To be done:
Filter the entries and keep only the lines where the string "Training" appears.
##### Rows
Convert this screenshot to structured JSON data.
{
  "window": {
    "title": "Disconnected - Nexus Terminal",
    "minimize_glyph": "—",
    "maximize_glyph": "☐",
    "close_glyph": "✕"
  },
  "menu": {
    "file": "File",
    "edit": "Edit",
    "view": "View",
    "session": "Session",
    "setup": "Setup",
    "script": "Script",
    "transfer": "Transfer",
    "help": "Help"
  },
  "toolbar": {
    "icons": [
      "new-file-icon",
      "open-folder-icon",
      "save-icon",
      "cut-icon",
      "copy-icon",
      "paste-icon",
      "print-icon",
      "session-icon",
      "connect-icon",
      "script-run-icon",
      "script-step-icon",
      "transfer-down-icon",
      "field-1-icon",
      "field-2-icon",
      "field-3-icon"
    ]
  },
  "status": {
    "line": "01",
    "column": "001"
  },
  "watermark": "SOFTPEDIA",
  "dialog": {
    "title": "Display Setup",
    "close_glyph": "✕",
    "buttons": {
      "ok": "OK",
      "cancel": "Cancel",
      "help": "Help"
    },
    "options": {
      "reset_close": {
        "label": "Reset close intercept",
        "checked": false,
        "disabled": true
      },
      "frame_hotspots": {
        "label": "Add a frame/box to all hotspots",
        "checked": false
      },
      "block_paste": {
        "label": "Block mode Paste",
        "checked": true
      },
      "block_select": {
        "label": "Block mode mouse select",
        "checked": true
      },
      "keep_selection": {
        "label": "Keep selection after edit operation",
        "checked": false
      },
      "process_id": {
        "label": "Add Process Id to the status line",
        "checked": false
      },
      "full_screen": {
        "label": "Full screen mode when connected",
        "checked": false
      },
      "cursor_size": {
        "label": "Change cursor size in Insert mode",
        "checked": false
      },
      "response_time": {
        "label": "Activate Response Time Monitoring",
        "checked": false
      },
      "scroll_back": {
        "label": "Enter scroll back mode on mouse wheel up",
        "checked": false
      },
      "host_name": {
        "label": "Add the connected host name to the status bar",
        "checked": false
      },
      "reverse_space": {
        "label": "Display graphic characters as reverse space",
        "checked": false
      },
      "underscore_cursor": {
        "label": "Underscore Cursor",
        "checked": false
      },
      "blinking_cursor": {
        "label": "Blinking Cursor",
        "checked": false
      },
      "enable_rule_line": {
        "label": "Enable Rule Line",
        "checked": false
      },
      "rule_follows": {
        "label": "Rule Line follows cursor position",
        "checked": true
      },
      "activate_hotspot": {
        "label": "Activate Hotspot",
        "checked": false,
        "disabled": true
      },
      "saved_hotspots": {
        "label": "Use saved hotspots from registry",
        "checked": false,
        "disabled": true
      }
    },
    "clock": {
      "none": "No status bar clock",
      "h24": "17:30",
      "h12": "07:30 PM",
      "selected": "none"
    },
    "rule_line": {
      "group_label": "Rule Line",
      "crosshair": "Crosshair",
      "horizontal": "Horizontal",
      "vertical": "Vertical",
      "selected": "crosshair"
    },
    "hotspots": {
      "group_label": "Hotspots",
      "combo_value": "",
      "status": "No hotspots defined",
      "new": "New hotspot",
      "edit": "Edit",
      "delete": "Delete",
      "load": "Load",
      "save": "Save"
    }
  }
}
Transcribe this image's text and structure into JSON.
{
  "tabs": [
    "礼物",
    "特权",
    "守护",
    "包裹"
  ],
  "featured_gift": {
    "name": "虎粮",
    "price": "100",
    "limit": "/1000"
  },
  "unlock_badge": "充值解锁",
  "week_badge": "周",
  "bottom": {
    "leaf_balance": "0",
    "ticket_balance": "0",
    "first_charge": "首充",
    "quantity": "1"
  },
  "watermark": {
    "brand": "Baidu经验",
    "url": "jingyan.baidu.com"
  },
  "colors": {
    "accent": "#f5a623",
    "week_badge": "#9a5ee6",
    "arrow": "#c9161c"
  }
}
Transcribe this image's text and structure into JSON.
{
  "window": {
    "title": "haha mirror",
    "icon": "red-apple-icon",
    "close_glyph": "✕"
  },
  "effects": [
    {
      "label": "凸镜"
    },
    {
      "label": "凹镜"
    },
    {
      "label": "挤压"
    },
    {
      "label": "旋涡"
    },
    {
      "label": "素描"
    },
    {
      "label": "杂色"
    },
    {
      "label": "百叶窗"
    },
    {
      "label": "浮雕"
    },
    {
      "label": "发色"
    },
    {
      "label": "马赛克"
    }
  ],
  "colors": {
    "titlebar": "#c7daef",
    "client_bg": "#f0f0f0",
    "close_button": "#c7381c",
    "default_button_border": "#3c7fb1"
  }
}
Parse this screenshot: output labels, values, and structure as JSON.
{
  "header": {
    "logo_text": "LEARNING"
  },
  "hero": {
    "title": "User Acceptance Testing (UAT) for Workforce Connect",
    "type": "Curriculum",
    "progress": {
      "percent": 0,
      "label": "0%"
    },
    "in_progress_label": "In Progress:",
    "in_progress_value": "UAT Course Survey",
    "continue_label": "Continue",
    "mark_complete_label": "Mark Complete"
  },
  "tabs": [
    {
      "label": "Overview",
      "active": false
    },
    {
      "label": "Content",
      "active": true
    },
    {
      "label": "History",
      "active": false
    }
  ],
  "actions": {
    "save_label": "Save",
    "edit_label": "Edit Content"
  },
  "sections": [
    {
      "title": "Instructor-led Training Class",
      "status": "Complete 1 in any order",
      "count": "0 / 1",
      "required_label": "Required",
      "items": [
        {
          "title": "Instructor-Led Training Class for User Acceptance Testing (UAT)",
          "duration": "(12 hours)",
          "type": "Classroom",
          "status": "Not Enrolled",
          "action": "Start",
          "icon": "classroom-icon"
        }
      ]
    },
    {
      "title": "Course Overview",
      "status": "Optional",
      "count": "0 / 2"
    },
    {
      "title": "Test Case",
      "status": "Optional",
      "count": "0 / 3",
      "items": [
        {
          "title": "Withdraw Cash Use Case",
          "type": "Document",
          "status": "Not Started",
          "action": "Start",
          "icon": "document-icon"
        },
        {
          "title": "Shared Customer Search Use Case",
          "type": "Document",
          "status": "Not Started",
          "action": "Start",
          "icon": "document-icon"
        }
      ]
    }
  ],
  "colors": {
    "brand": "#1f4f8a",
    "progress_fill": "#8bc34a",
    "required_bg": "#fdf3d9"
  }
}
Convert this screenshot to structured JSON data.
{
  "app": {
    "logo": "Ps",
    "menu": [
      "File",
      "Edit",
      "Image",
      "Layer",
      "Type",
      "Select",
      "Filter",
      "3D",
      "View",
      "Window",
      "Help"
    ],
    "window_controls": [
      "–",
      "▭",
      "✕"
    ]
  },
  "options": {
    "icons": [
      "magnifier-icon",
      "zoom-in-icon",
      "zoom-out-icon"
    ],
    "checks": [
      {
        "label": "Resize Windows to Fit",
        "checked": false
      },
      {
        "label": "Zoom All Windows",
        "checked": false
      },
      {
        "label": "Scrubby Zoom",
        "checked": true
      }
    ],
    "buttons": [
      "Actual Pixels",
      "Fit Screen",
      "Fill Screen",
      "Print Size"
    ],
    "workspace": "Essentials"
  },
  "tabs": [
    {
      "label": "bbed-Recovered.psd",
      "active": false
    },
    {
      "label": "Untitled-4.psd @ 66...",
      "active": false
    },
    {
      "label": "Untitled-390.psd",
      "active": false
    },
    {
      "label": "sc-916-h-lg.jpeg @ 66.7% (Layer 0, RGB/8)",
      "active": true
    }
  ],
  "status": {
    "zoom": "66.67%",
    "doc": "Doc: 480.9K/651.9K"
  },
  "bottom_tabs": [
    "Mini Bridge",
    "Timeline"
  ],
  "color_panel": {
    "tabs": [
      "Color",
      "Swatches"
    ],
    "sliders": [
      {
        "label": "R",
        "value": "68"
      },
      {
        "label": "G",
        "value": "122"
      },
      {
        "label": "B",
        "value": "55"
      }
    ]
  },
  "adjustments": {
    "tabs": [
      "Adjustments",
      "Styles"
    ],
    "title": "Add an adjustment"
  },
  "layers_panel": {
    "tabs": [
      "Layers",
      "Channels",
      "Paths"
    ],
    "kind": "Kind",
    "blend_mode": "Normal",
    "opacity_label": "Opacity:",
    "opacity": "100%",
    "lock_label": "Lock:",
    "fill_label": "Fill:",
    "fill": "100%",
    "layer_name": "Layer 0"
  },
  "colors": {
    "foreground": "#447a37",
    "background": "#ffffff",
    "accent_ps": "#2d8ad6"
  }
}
##########
Finished task:
      "title": "Instructor-led Training Class",
          "title": "Instructor-Led Training Class for User Acceptance Testing (UAT)",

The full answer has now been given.